======== ENTRIES

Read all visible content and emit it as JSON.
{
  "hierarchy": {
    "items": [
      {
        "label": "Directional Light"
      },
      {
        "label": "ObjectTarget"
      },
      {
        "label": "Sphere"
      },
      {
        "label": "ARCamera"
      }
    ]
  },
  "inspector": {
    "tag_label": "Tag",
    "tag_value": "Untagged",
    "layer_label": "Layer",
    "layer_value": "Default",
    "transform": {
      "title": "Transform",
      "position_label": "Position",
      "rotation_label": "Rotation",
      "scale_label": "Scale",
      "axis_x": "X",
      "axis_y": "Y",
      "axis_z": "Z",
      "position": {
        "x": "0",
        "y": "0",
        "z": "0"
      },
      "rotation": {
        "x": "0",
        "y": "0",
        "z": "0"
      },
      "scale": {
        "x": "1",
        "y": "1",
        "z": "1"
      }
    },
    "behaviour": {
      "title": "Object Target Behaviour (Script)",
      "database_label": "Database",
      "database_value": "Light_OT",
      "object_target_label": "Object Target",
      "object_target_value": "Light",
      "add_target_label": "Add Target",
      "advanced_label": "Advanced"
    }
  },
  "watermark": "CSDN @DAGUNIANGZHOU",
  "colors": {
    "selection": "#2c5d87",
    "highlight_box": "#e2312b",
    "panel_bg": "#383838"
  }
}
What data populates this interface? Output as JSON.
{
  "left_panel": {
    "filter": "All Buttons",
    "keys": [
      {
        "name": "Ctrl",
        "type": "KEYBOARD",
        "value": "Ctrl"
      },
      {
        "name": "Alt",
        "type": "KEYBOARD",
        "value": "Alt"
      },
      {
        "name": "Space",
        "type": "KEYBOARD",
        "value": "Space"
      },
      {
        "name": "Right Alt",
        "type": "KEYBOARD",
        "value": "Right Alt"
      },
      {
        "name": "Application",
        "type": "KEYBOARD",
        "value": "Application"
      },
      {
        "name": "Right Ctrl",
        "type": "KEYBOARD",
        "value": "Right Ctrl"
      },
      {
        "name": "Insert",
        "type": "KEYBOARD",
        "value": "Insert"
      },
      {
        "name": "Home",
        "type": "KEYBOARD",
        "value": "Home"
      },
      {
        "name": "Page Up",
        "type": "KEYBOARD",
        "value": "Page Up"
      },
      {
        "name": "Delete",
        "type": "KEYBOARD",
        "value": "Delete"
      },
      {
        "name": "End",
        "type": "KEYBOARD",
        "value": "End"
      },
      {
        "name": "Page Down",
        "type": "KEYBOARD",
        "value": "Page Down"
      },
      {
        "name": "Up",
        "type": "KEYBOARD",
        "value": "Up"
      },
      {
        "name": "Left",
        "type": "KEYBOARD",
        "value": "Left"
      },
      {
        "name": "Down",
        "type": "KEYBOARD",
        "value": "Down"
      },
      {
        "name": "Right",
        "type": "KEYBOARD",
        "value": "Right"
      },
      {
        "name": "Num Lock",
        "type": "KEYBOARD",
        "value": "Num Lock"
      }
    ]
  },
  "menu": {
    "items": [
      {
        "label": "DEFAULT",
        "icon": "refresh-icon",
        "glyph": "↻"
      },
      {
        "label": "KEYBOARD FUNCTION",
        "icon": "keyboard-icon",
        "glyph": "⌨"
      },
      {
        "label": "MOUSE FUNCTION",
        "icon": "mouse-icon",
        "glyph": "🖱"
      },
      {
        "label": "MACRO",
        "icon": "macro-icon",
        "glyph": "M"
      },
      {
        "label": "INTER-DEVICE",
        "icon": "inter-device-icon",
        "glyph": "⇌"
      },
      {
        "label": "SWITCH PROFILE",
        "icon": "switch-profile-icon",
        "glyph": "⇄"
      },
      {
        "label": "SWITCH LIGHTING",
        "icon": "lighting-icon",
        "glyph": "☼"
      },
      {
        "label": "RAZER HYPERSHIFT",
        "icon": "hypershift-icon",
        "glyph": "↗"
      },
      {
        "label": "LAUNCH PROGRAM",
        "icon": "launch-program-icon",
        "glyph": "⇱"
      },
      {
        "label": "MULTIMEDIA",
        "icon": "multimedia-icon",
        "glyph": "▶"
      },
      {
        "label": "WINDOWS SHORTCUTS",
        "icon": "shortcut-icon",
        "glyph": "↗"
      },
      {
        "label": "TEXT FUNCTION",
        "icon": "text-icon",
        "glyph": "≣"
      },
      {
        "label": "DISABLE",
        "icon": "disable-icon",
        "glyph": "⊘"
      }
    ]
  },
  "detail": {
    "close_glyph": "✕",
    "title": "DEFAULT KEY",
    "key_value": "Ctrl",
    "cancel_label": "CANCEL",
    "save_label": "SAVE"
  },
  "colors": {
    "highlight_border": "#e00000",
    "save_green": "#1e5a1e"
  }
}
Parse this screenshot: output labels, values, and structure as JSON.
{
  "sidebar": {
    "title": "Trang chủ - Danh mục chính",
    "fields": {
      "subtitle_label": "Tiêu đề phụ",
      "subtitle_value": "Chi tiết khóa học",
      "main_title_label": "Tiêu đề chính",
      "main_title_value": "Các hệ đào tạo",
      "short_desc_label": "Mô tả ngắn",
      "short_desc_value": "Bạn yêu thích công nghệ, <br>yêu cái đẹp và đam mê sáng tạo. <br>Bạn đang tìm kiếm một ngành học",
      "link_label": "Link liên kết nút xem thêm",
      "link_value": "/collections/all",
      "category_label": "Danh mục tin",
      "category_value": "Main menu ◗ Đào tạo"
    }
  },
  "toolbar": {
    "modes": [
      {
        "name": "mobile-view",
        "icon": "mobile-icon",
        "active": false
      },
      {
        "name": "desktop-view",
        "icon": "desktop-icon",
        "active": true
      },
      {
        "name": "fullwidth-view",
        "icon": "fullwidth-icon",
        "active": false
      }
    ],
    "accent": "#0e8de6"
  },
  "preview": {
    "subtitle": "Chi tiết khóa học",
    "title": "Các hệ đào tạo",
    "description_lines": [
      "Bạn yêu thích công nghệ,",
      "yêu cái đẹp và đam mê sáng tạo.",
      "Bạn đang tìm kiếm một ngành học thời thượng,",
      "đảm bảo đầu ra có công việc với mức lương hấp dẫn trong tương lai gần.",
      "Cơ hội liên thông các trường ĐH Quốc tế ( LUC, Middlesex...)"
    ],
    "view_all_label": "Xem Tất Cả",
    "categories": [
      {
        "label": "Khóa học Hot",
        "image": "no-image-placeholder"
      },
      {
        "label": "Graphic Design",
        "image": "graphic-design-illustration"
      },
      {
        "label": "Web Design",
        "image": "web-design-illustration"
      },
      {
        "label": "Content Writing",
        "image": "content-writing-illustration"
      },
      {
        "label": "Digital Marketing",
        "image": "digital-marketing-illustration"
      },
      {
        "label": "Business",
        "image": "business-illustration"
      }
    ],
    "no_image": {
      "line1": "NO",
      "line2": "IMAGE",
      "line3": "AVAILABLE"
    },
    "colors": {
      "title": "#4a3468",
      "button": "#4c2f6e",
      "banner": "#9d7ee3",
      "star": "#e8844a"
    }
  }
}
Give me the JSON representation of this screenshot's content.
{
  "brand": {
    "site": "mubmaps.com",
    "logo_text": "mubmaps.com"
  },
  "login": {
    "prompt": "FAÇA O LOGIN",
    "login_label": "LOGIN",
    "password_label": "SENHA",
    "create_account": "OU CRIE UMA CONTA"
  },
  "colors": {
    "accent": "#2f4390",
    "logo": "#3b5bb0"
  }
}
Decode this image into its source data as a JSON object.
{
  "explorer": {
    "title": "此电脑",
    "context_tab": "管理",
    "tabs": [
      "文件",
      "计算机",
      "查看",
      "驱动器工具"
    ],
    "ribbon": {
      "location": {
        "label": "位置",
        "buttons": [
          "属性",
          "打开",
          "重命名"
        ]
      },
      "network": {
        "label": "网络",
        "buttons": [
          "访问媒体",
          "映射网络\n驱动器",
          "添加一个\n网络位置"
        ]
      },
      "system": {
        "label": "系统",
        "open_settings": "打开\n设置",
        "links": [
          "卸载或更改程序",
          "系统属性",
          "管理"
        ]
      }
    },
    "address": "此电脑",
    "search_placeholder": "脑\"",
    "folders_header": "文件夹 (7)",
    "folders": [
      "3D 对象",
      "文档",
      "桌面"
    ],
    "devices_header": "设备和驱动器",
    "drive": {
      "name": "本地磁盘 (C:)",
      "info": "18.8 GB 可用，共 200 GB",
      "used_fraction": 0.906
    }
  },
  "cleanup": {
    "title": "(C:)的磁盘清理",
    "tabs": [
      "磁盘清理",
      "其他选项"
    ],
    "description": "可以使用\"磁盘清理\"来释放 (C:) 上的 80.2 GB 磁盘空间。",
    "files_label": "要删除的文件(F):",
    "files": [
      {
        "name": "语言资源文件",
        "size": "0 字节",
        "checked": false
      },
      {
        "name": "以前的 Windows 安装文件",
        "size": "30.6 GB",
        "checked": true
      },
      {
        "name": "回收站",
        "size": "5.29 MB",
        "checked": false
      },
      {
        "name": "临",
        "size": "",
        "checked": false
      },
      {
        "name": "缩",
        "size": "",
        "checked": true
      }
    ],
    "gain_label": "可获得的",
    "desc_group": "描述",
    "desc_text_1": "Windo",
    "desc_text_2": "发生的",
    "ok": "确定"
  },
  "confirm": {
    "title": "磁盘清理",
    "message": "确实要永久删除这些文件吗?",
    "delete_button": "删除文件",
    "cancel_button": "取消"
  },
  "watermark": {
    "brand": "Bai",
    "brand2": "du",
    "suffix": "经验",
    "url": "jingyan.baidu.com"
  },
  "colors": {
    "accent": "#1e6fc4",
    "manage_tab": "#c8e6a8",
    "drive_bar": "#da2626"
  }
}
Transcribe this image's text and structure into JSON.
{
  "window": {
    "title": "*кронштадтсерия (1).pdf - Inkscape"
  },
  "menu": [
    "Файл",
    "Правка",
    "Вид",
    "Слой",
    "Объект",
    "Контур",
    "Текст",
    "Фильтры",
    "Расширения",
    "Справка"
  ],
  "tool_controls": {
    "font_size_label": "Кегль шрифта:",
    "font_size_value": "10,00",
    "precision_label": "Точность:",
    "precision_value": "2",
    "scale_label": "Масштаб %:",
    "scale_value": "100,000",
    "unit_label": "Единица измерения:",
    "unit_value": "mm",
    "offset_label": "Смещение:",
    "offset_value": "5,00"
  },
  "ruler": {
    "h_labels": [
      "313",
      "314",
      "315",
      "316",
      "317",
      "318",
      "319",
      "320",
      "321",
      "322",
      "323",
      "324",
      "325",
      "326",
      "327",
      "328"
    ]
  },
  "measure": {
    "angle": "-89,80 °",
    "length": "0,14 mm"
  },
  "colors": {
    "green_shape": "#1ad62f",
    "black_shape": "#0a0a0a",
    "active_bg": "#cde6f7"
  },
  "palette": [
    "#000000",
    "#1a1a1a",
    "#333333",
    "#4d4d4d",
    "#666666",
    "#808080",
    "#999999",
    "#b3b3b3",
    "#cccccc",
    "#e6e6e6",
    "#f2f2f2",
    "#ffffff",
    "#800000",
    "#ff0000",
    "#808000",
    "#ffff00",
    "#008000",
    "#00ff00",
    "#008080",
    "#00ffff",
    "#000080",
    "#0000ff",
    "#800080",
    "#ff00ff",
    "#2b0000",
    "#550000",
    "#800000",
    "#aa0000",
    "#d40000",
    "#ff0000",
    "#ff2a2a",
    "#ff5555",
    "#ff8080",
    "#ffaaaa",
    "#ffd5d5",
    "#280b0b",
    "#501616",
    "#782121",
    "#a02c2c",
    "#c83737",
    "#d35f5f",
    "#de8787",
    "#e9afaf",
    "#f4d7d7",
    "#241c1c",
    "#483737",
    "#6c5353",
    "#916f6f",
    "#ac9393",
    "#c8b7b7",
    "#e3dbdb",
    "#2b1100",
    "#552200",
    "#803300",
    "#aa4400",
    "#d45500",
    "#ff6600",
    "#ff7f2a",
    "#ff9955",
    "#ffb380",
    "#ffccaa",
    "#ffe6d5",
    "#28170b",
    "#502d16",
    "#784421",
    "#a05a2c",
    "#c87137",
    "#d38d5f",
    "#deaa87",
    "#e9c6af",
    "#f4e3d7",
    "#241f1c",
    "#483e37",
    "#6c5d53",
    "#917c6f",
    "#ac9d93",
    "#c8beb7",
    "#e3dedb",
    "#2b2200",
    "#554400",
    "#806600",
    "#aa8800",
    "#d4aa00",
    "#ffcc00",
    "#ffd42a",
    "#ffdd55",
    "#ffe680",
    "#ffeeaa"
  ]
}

================

» TASK REQUIREMENTS: Locate the word "sáng" in the records above, and return each line that has it.

» SOLVED EXERCISE:
      "short_desc_value": "Bạn yêu thích công nghệ, <br>yêu cái đẹp và đam mê sáng tạo. <br>Bạn đang tìm kiếm một ngành học",
      "yêu cái đẹp và đam mê sáng tạo.",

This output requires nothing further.